PROBLEM TO WORK ON -
Format every line of the records below as a JSON list of strings, one string per line, skipping blank lines and leaving out the pictures.

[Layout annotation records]
________
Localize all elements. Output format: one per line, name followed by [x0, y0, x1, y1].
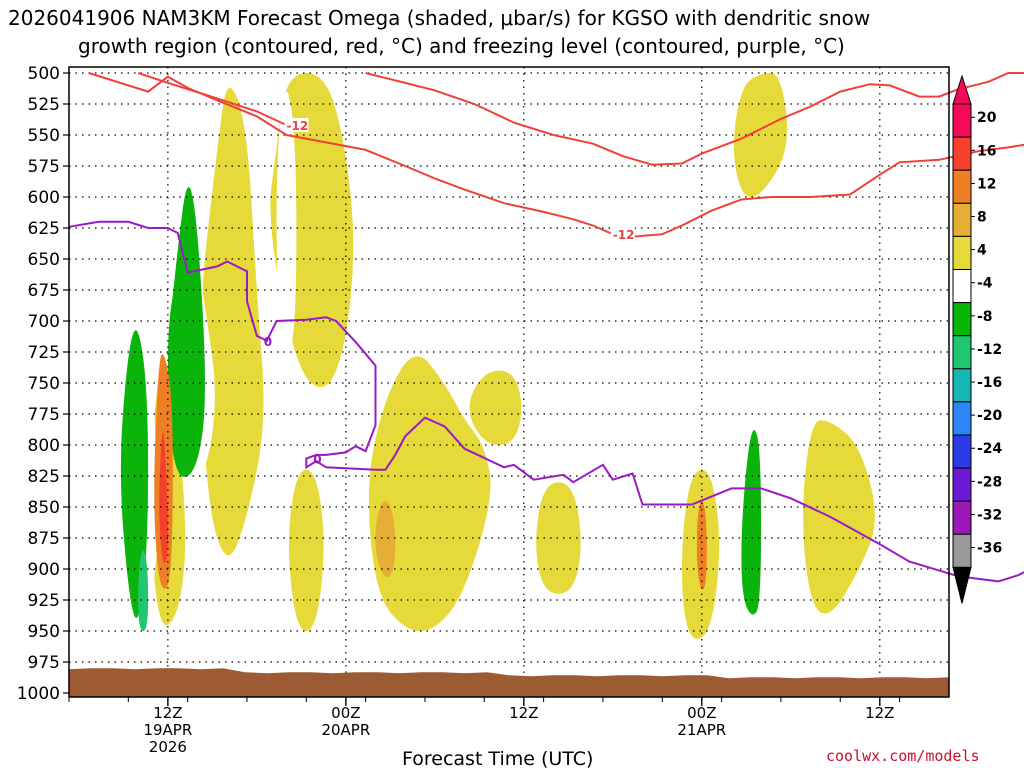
plot-area: -12 -12 0 0: [68, 66, 1024, 698]
dgz-contour-line: [137, 72, 287, 127]
colorbar-label: -36: [977, 541, 1002, 557]
x-tick-label: 12Z: [509, 704, 538, 722]
colorbar-swatch: [952, 235, 972, 270]
y-tick-label: 1000: [17, 684, 60, 704]
y-tick-label: 650: [28, 250, 60, 270]
x-tick-label: 12Z: [865, 704, 894, 722]
omega-region-4: [536, 482, 581, 594]
dgz-contour-label: -12: [613, 228, 635, 242]
terrain-fill: [69, 668, 949, 697]
colorbar-swatch: [952, 401, 972, 436]
plot-frame: [68, 66, 950, 698]
colorbar-label: 4: [977, 243, 987, 259]
y-tick-label: 900: [28, 560, 60, 580]
x-tick-label: 21APR: [677, 721, 726, 739]
omega-region-4: [469, 370, 522, 445]
omega-region--8: [120, 330, 149, 618]
colorbar-label: -4: [977, 276, 993, 292]
omega-region-4: [289, 469, 324, 631]
colorbar-swatch: [952, 103, 972, 138]
omega-region-4: [733, 73, 788, 197]
omega-region--12: [138, 550, 149, 631]
colorbar-swatch: [952, 368, 972, 403]
colorbar-label: -16: [977, 375, 1002, 391]
colorbar-label: -12: [977, 342, 1002, 358]
freezing-level-label: 0: [264, 335, 272, 349]
grid-lines: [69, 67, 949, 697]
chart-title-line1: 2026041906 NAM3KM Forecast Omega (shaded…: [8, 6, 870, 30]
y-tick-label: 525: [28, 95, 60, 115]
y-tick-label: 750: [28, 374, 60, 394]
colorbar-label: 8: [977, 210, 987, 226]
colorbar-swatch: [952, 467, 972, 502]
x-tick-label: 2026: [149, 738, 187, 756]
colorbar-swatch: [952, 434, 972, 469]
colorbar-swatch: [952, 533, 972, 568]
omega-region--4: [513, 135, 590, 318]
colorbar-label: -20: [977, 408, 1003, 424]
x-tick-label: 20APR: [321, 721, 370, 739]
colorbar-bottom-arrow: [952, 566, 972, 604]
colorbar-label: -28: [977, 474, 1002, 490]
y-axis: 500 525 550 575 600 625 650 675 700 725 750 775 800 8…: [17, 64, 69, 704]
omega-region-16: [159, 432, 168, 564]
x-tick-label: 00Z: [687, 704, 716, 722]
colorbar-label: -8: [977, 309, 993, 325]
omega-region-4: [368, 356, 491, 631]
x-axis-label: Forecast Time (UTC): [402, 748, 593, 768]
dgz-label-bg: [610, 227, 635, 242]
y-tick-label: 850: [28, 498, 60, 518]
colorbar-swatch: [952, 169, 972, 204]
dgz-label-bg: [284, 118, 309, 133]
y-tick-label: 875: [28, 529, 60, 549]
omega-region-4: [803, 420, 875, 614]
colorbar-swatch: [952, 335, 972, 370]
colorbar-label: -24: [977, 441, 1003, 457]
omega-shading: [108, 73, 875, 644]
omega-region--4: [595, 73, 623, 158]
x-tick-label: 00Z: [331, 704, 360, 722]
colorbar-swatch: [952, 202, 972, 237]
y-tick-label: 700: [28, 312, 60, 332]
colorbar-swatch: [952, 269, 972, 304]
y-tick-label: 675: [28, 281, 60, 301]
y-tick-label: 725: [28, 343, 60, 363]
x-tick-label: 12Z: [153, 704, 182, 722]
dgz-contour-label: -12: [287, 119, 309, 133]
y-tick-label: 775: [28, 405, 60, 425]
credit-text: coolwx.com/models: [826, 747, 980, 765]
x-tick-label: 19APR: [143, 721, 192, 739]
omega-region-8: [375, 500, 396, 578]
y-tick-label: 800: [28, 436, 60, 456]
terrain-band: [69, 668, 949, 697]
colorbar-swatch: [952, 500, 972, 535]
chart-title-line2: growth region (contoured, red, °C) and f…: [78, 34, 845, 58]
dgz-contour-line: [88, 72, 1024, 238]
y-tick-label: 600: [28, 188, 60, 208]
omega-region--4: [711, 107, 727, 267]
colorbar-label: 20: [977, 110, 997, 126]
y-tick-label: 575: [28, 157, 60, 177]
freezing-level-line: [68, 220, 1024, 583]
colorbar: 20 16 12 8 4 -4 -8 -12 -16 -20 -24 -28 -32 -36: [952, 74, 1003, 604]
y-tick-label: 550: [28, 126, 60, 146]
colorbar-swatch: [952, 136, 972, 171]
y-tick-label: 825: [28, 467, 60, 487]
y-tick-label: 975: [28, 653, 60, 673]
colorbar-swatch: [952, 302, 972, 337]
omega-region--4: [474, 203, 495, 290]
colorbar-label: 16: [977, 143, 996, 159]
y-tick-label: 950: [28, 622, 60, 642]
omega-region--8: [167, 279, 188, 438]
colorbar-label: -32: [977, 507, 1002, 523]
omega-region-12: [696, 500, 707, 590]
omega-region--4: [128, 128, 149, 216]
freezing-level-label: 0: [313, 453, 321, 467]
y-tick-label: 925: [28, 591, 60, 611]
y-tick-label: 500: [28, 64, 60, 84]
colorbar-label: 12: [977, 176, 996, 192]
y-tick-label: 625: [28, 219, 60, 239]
________
OUTPUT FOR THIS EXERCISE -
[
  "Localize all elements. Output format: one per line, name followed by [x0, y0, x1, y1].",
  "plot-area: -12 -12 0 0: [68, 66, 1024, 698]",
  "dgz-contour-line: [137, 72, 287, 127]",
  "colorbar-label: -36: [977, 541, 1002, 557]",
  "x-tick-label: 12Z: [509, 704, 538, 722]",
  "colorbar-swatch: [952, 235, 972, 270]",
  "y-tick-label: 1000: [17, 684, 60, 704]",
  "y-tick-label: 650: [28, 250, 60, 270]",
  "x-tick-label: 12Z: [865, 704, 894, 722]",
  "omega-region-4: [536, 482, 581, 594]",
  "dgz-contour-label: -12: [613, 228, 635, 242]",
  "terrain-fill: [69, 668, 949, 697]",
  "colorbar-swatch: [952, 401, 972, 436]",
  "plot-frame: [68, 66, 950, 698]",
  "colorbar-label: 4: [977, 243, 987, 259]",
  "y-tick-label: 900: [28, 560, 60, 580]",
  "x-tick-label: 21APR: [677, 721, 726, 739]",
  "omega-region-4: [469, 370, 522, 445]",
  "omega-region--8: [120, 330, 149, 618]",
  "colorbar-label: -4: [977, 276, 993, 292]",
  "omega-region-4: [289, 469, 324, 631]",
  "colorbar-swatch: [952, 103, 972, 138]",
  "omega-region-4: [733, 73, 788, 197]",
  "omega-region--12: [138, 550, 149, 631]",
  "colorbar-swatch: [952, 368, 972, 403]",
  "colorbar-label: -16: [977, 375, 1002, 391]",
  "colorbar-label: -12: [977, 342, 1002, 358]",
  "freezing-level-label: 0: [264, 335, 272, 349]",
  "grid-lines: [69, 67, 949, 697]",
  "chart-title-line1: 2026041906 NAM3KM Forecast Omega (shaded…: [8, 6, 870, 30]",
  "y-tick-label: 525: [28, 95, 60, 115]",
  "y-tick-label: 750: [28, 374, 60, 394]",
  "colorbar-label: 8: [977, 210, 987, 226]",
  "colorbar-swatch: [952, 467, 972, 502]",
  "x-tick-label: 2026: [149, 738, 187, 756]",
  "colorbar-swatch: [952, 434, 972, 469]",
  "colorbar-swatch: [952, 533, 972, 568]",
  "omega-region--4: [513, 135, 590, 318]",
  "colorbar-label: -20: [977, 408, 1003, 424]",
  "x-tick-label: 20APR: [321, 721, 370, 739]",
  "colorbar-bottom-arrow: [952, 566, 972, 604]",
  "colorbar-label: -28: [977, 474, 1002, 490]",
  "y-axis: 500 525 550 575 600 625 650 675 700 725 750 775 800 8…: [17, 64, 69, 704]",
  "omega-region-16: [159, 432, 168, 564]",
  "x-tick-label: 00Z: [687, 704, 716, 722]",
  "colorbar-label: -8: [977, 309, 993, 325]",
  "omega-region-4: [368, 356, 491, 631]",
  "x-axis-label: Forecast Time (UTC): [402, 748, 593, 768]",
  "dgz-label-bg: [610, 227, 635, 242]",
  "y-tick-label: 850: [28, 498, 60, 518]",
  "colorbar-swatch: [952, 169, 972, 204]",
  "dgz-label-bg: [284, 118, 309, 133]",
  "y-tick-label: 875: [28, 529, 60, 549]",
  "omega-region-4: [803, 420, 875, 614]",
  "colorbar-swatch: [952, 335, 972, 370]",
  "colorbar-label: -24: [977, 441, 1003, 457]",
  "omega-shading: [108, 73, 875, 644]",
  "omega-region--4: [595, 73, 623, 158]",
  "x-tick-label: 00Z: [331, 704, 360, 722]",
  "colorbar-swatch: [952, 202, 972, 237]",
  "y-tick-label: 700: [28, 312, 60, 332]",
  "colorbar-swatch: [952, 269, 972, 304]",
  "y-tick-label: 675: [28, 281, 60, 301]",
  "y-tick-label: 725: [28, 343, 60, 363]",
  "x-tick-label: 12Z: [153, 704, 182, 722]",
  "dgz-contour-label: -12: [287, 119, 309, 133]",
  "y-tick-label: 775: [28, 405, 60, 425]",
  "credit-text: coolwx.com/models: [826, 747, 980, 765]",
  "x-tick-label: 19APR: [143, 721, 192, 739]",
  "omega-region-8: [375, 500, 396, 578]",
  "y-tick-label: 800: [28, 436, 60, 456]",
  "terrain-band: [69, 668, 949, 697]",
  "colorbar-swatch: [952, 500, 972, 535]",
  "chart-title-line2: growth region (contoured, red, °C) and f…: [78, 34, 845, 58]",
  "dgz-contour-line: [88, 72, 1024, 238]",
  "y-tick-label: 600: [28, 188, 60, 208]",
  "omega-region--4: [711, 107, 727, 267]",
  "colorbar-label: 20: [977, 110, 997, 126]",
  "y-tick-label: 575: [28, 157, 60, 177]",
  "freezing-level-line: [68, 220, 1024, 583]",
  "colorbar: 20 16 12 8 4 -4 -8 -12 -16 -20 -24 -28 -32 -36: [952, 74, 1003, 604]",
  "y-tick-label: 550: [28, 126, 60, 146]",
  "colorbar-swatch: [952, 136, 972, 171]",
  "y-tick-label: 825: [28, 467, 60, 487]",
  "y-tick-label: 975: [28, 653, 60, 673]",
  "colorbar-swatch: [952, 302, 972, 337]",
  "omega-region--4: [474, 203, 495, 290]",
  "colorbar-label: 16: [977, 143, 996, 159]",
  "y-tick-label: 950: [28, 622, 60, 642]",
  "omega-region--8: [167, 279, 188, 438]",
  "colorbar-label: -32: [977, 507, 1002, 523]",
  "omega-region-12: [696, 500, 707, 590]",
  "omega-region--4: [128, 128, 149, 216]",
  "freezing-level-label: 0: [313, 453, 321, 467]",
  "y-tick-label: 925: [28, 591, 60, 611]",
  "y-tick-label: 500: [28, 64, 60, 84]",
  "colorbar-label: 12: [977, 176, 996, 192]",
  "y-tick-label: 625: [28, 219, 60, 239]"
]